Görev metni 1: Van bürosuna yapılan baskınla ilgili haberde "Mezopotamya Ajansı Van" ile başlayıp "dayanışma çağrısı yaptı." sözlerine kadar süren kısmı kelimesi kelimesine yeniden yaz.
Görev metni 2: Girdilerde "665, 1341, 681]" geçen satırdan başlayıp "717, 1149, 735]" geçen satıra kadar uzanan satırları, iki uçtaki satır da dahil olmak üzere, lütfen aynen alıntıla.

Belge bölümü:
⁂
06 Ekim 2020 05:16
Son Güncellenme Tarihi: 06 Ekim 2020 14:30

Mezopotamya Ajansı’nın Van bürosuna baskın: 4 gazeteci gözaltında

Mezopotamya Ajansı Van Bürosu muhabirlerinin evine polis baskın düzenledi. 4 gazeteci gözaltına alındı.

Fotoğraf: MA

Paylaş

Mezopotamya Ajansı (MA) Van bürosu ve Jinnews’in Van muhabirlerinin aralarında olduğu 4 gazetecinin evi sabah saatlerinde polis tarafından basıldı. Baskınlarda MA muhabirleri Adnan Bilen ve Cemil Uğur, Jinnews muhabiri Şehriban Abi ile gazeteci Nazan Sala gözaltına alındı. Baskınlarda evleri didik didik arayan polisler, gazetecilerin fotoğraf makinelerine, kamera ve teknik malzemelerine el koydu. 4 gazeteci gözaltına alındıktan sonra 24 saatlik avukat kısıtlaması getirildi. 4 gazetecinin gözaltına alınmasına tepki gösteren gazeteci örgütleri, gerçekleri ortaya çıkaran gazetecilerin hedef alındığını ifade ederek dayanışma çağrısı yaptı.

Van’da sabah saatlerinde MA bürosuna yapılan baskında Osman Şiban ve Servet Turgut’un helikopterden atılmasını belgeleyen MA'nın Van muhabirleri Adnan Bilen ve Cemil Uğur, Jinnews Muhabiri Şehriban Abi ile Gazeteci Nazan Sala gözaltına alındı. Ajans kapısını çilingirle açan polis içeride saatlerce arama yaptı. Aramaya eşlik etmek isteyen ajans çalışanlarına izin verilmezken, gerekçe belirtilmedi. Yapılan aramaların ardından MA ve Jin News’in teknik malzemelerine el konuldu. Gözaltına alınan gazeteciler İl Emniyet Müdürlüğüne götürüldü.
⁂
Verilen girdiler:
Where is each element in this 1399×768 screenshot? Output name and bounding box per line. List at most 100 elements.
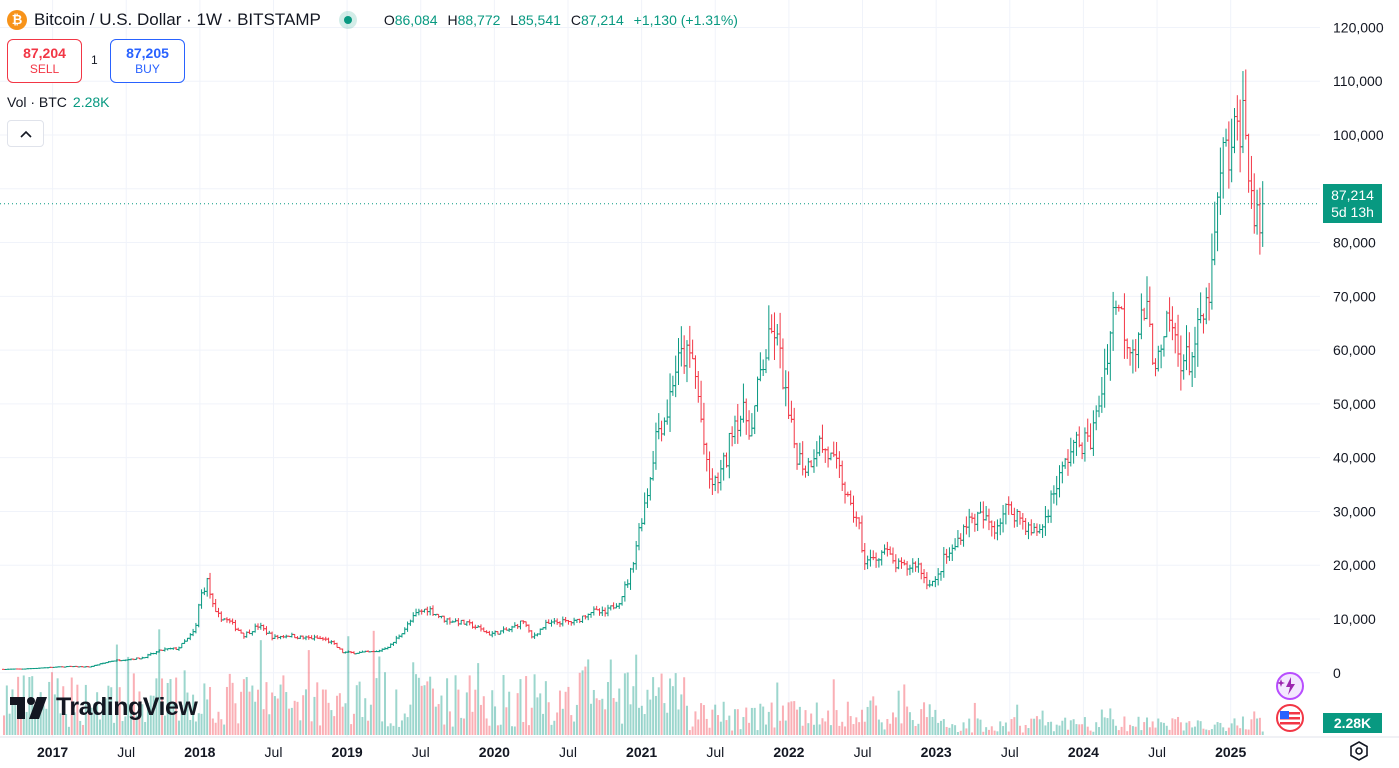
y-tick-label: 0	[1333, 665, 1341, 681]
sell-label: SELL	[29, 62, 60, 76]
volume-bar	[1050, 721, 1053, 735]
volume-bar	[781, 705, 784, 735]
volume-bar	[767, 711, 770, 735]
volume-bar	[677, 709, 680, 735]
volume-bars	[3, 629, 1264, 735]
volume-bar	[474, 689, 477, 735]
sell-button[interactable]: 87,204 SELL	[7, 39, 82, 83]
x-tick-label: Jul	[559, 744, 577, 760]
volume-bar	[1177, 716, 1180, 735]
volume-bar	[1112, 719, 1115, 735]
volume-bar	[654, 695, 657, 735]
volume-bar	[835, 710, 838, 735]
volume-bar	[688, 730, 691, 735]
volume-bar	[211, 718, 214, 735]
volume-bar	[1052, 731, 1055, 735]
volume-bar	[1002, 726, 1005, 735]
y-tick-label: 100,000	[1333, 127, 1384, 143]
volume-bar	[590, 703, 593, 735]
volume-bar	[225, 686, 228, 735]
collapse-legend-button[interactable]	[7, 120, 44, 147]
volume-bar	[1134, 726, 1137, 735]
volume-bar	[25, 711, 28, 735]
volume-bar	[923, 702, 926, 735]
volume-bar	[50, 672, 53, 735]
volume-bar	[1244, 729, 1247, 735]
volume-bar	[1253, 711, 1256, 735]
volume-bar	[533, 674, 536, 735]
volume-bar	[660, 673, 663, 735]
volume-bar	[220, 719, 223, 735]
volume-bar	[564, 691, 567, 735]
volume-bar	[731, 730, 734, 735]
volume-bar	[316, 682, 319, 735]
volume-bar	[612, 698, 615, 735]
volume-bar	[67, 726, 70, 735]
volume-bar	[465, 692, 468, 735]
volume-bar	[1256, 718, 1259, 735]
volume-bar	[827, 710, 830, 735]
volume-bar	[776, 682, 779, 735]
volume-bar	[666, 712, 669, 735]
volume-bar	[1143, 722, 1146, 735]
volume-bar	[1114, 725, 1117, 735]
volume-bar	[872, 696, 875, 735]
volume-bar	[1165, 725, 1168, 735]
volume-bar	[1146, 717, 1149, 735]
volume-bar	[468, 675, 471, 735]
volume-bar	[135, 715, 138, 735]
settings-gear-icon[interactable]	[1348, 740, 1370, 762]
tradingview-logo[interactable]: TradingView	[10, 693, 198, 722]
market-status-icon[interactable]	[343, 16, 352, 24]
volume-bar	[115, 644, 118, 735]
volume-bar	[1219, 722, 1222, 735]
volume-bar	[141, 704, 144, 735]
volume-bar	[420, 685, 423, 735]
volume-bar	[279, 684, 282, 735]
volume-bar	[1171, 718, 1174, 735]
volume-bar	[832, 679, 835, 735]
x-tick-label: 2017	[37, 744, 68, 760]
volume-bar	[1205, 729, 1208, 735]
order-quantity[interactable]: 1	[91, 53, 98, 67]
volume-bar	[502, 675, 505, 735]
volume-bar	[276, 698, 279, 735]
symbol-title[interactable]: Bitcoin / U.S. Dollar · 1W · BITSTAMP	[34, 10, 321, 29]
volume-bar	[93, 703, 96, 735]
us-flag-icon[interactable]	[1275, 703, 1305, 733]
volume-bar	[759, 703, 762, 735]
volume-bar	[973, 702, 976, 735]
volume-bar	[152, 695, 155, 735]
volume-bar	[138, 691, 141, 735]
volume-bar	[1191, 727, 1194, 735]
volume-bar	[384, 672, 387, 735]
volume-bar	[302, 695, 305, 735]
volume-bar	[877, 719, 880, 735]
high-value: 88,772	[457, 12, 501, 28]
volume-bar	[375, 678, 378, 735]
buy-button[interactable]: 87,205 BUY	[110, 39, 185, 83]
volume-bar	[234, 703, 237, 735]
volume-bar	[1225, 731, 1228, 735]
volume-bar	[96, 692, 99, 735]
volume-bar	[146, 702, 149, 735]
volume-bar	[1033, 718, 1036, 735]
close-value: 87,214	[580, 12, 624, 28]
volume-bar	[652, 677, 655, 735]
time-axis[interactable]: 2017 Jul 2018 Jul 2019 Jul 2020 Jul 2021 Jul 2022 J…	[37, 744, 1246, 760]
volume-bar	[1098, 727, 1101, 735]
volume-bar	[1160, 722, 1163, 735]
volume-bar	[104, 698, 107, 735]
ai-assistant-icon[interactable]	[1275, 671, 1305, 701]
volume-bar	[584, 666, 587, 735]
volume-bar	[903, 684, 906, 735]
symbol-header: ₿ Bitcoin / U.S. Dollar · 1W · BITSTAMP …	[7, 9, 738, 31]
price-axis[interactable]: 0 10,000 20,000 30,000 40,000 50,000 60,000 70,…	[1333, 19, 1384, 680]
volume-bar	[341, 706, 344, 735]
volume-bar	[434, 706, 437, 735]
volume-bar	[914, 725, 917, 735]
volume-bar	[900, 723, 903, 735]
volume-bar	[124, 716, 127, 735]
volume-bar	[200, 713, 203, 735]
⁂
Eksiksiz yanıt 1:
Mezopotamya Ajansı Van Bürosu muhabirlerinin evine polis baskın düzenledi. 4 gazeteci gözaltına alındı.

Fotoğraf: MA

Paylaş

Mezopotamya Ajansı (MA) Van bürosu ve Jinnews’in Van muhabirlerinin aralarında olduğu 4 gazetecinin evi sabah saatlerinde polis tarafından basıldı. Baskınlarda MA muhabirleri Adnan Bilen ve Cemil Uğur, Jinnews muhabiri Şehriban Abi ile gazeteci Nazan Sala gözaltına alındı. Baskınlarda evleri didik didik arayan polisler, gazetecilerin fotoğraf makinelerine, kamera ve teknik malzemelerine el koydu. 4 gazeteci gözaltına alındıktan sonra 24 saatlik avukat kısıtlaması getirildi. 4 gazetecinin gözaltına alınmasına tepki gösteren gazeteci örgütleri, gerçekleri ortaya çıkaran gazetecilerin hedef alındığını ifade ederek dayanışma çağrısı yaptı.

Eksiksiz yanıt 2:
y-tick-label: 0	[1333, 665, 1341, 681]
sell-label: SELL	[29, 62, 60, 76]
volume-bar	[1050, 721, 1053, 735]
volume-bar	[781, 705, 784, 735]
volume-bar	[767, 711, 770, 735]
volume-bar	[677, 709, 680, 735]
volume-bars	[3, 629, 1264, 735]
volume-bar	[474, 689, 477, 735]
sell-button[interactable]: 87,204 SELL	[7, 39, 82, 83]
x-tick-label: Jul	[559, 744, 577, 760]
volume-bar	[1177, 716, 1180, 735]
volume-bar	[1112, 719, 1115, 735]
volume-bar	[654, 695, 657, 735]
volume-bar	[835, 710, 838, 735]
volume-bar	[688, 730, 691, 735]
volume-bar	[211, 718, 214, 735]
volume-bar	[1052, 731, 1055, 735]
volume-bar	[1002, 726, 1005, 735]
y-tick-label: 100,000	[1333, 127, 1384, 143]
volume-bar	[590, 703, 593, 735]
volume-bar	[225, 686, 228, 735]
collapse-legend-button[interactable]	[7, 120, 44, 147]
volume-bar	[1134, 726, 1137, 735]
volume-bar	[25, 711, 28, 735]
volume-bar	[923, 702, 926, 735]
volume-bar	[50, 672, 53, 735]
volume-bar	[1244, 729, 1247, 735]
volume-bar	[1253, 711, 1256, 735]
volume-bar	[533, 674, 536, 735]
volume-bar	[660, 673, 663, 735]
volume-bar	[220, 719, 223, 735]
volume-bar	[564, 691, 567, 735]
volume-bar	[731, 730, 734, 735]
volume-bar	[316, 682, 319, 735]
volume-bar	[612, 698, 615, 735]
volume-bar	[67, 726, 70, 735]
volume-bar	[465, 692, 468, 735]
volume-bar	[1256, 718, 1259, 735]
volume-bar	[827, 710, 830, 735]
volume-bar	[776, 682, 779, 735]
volume-bar	[666, 712, 669, 735]
volume-bar	[1143, 722, 1146, 735]
volume-bar	[1114, 725, 1117, 735]
volume-bar	[872, 696, 875, 735]
volume-bar	[1165, 725, 1168, 735]
volume-bar	[1146, 717, 1149, 735]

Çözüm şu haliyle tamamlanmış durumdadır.